▸ **What you need to do**: Repeat the whole listing exactly.

### Raw records ###

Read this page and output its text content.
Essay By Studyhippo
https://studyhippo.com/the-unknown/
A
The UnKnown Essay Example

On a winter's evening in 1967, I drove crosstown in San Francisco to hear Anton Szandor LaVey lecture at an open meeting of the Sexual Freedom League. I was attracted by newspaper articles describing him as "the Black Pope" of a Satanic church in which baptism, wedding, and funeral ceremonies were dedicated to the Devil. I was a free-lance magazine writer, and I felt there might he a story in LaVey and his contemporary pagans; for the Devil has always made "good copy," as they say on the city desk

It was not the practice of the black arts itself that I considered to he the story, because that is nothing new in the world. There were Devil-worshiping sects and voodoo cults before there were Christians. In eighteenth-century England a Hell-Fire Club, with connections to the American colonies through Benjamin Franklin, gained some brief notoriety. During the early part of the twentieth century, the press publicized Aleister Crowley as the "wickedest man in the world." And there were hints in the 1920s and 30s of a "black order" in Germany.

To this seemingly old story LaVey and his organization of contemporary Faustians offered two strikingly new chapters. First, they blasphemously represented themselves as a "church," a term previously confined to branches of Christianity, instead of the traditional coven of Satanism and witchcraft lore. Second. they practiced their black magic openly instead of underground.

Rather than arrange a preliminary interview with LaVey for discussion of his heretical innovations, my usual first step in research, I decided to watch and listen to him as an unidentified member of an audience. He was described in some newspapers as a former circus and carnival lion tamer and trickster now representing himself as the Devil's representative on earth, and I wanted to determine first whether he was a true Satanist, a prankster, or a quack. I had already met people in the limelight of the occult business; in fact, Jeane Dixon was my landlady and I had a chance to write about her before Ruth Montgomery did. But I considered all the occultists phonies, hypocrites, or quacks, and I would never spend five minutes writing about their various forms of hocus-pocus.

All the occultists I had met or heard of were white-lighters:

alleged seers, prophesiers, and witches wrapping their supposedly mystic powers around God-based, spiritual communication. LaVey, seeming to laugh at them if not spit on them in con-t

###

▸ **Task response**:
Read this page and output its text content.
Essay By Studyhippo
https://studyhippo.com/the-unknown/
A
The UnKnown Essay Example

On a winter's evening in 1967, I drove crosstown in San Francisco to hear Anton Szandor LaVey lecture at an open meeting of the Sexual Freedom League. I was attracted by newspaper articles describing him as "the Black Pope" of a Satanic church in which baptism, wedding, and funeral ceremonies were dedicated to the Devil. I was a free-lance magazine writer, and I felt there might he a story in LaVey and his contemporary pagans; for the Devil has always made "good copy," as they say on the city desk

It was not the practice of the black arts itself that I considered to he the story, because that is nothing new in the world. There were Devil-worshiping sects and voodoo cults before there were Christians. In eighteenth-century England a Hell-Fire Club, with connections to the American colonies through Benjamin Franklin, gained some brief notoriety. During the early part of the twentieth century, the press publicized Aleister Crowley as the "wickedest man in the world." And there were hints in the 1920s and 30s of a "black order" in Germany.

To this seemingly old story LaVey and his organization of contemporary Faustians offered two strikingly new chapters. First, they blasphemously represented themselves as a "church," a term previously confined to branches of Christianity, instead of the traditional coven of Satanism and witchcraft lore. Second. they practiced their black magic openly instead of underground.

Rather than arrange a preliminary interview with LaVey for discussion of his heretical innovations, my usual first step in research, I decided to watch and listen to him as an unidentified member of an audience. He was described in some newspapers as a former circus and carnival lion tamer and trickster now representing himself as the Devil's representative on earth, and I wanted to determine first whether he was a true Satanist, a prankster, or a quack. I had already met people in the limelight of the occult business; in fact, Jeane Dixon was my landlady and I had a chance to write about her before Ruth Montgomery did. But I considered all the occultists phonies, hypocrites, or quacks, and I would never spend five minutes writing about their various forms of hocus-pocus.

All the occultists I had met or heard of were white-lighters:

alleged seers, prophesiers, and witches wrapping their supposedly mystic powers around God-based, spiritual communication. LaVey, seeming to laugh at them if not spit on them in con-t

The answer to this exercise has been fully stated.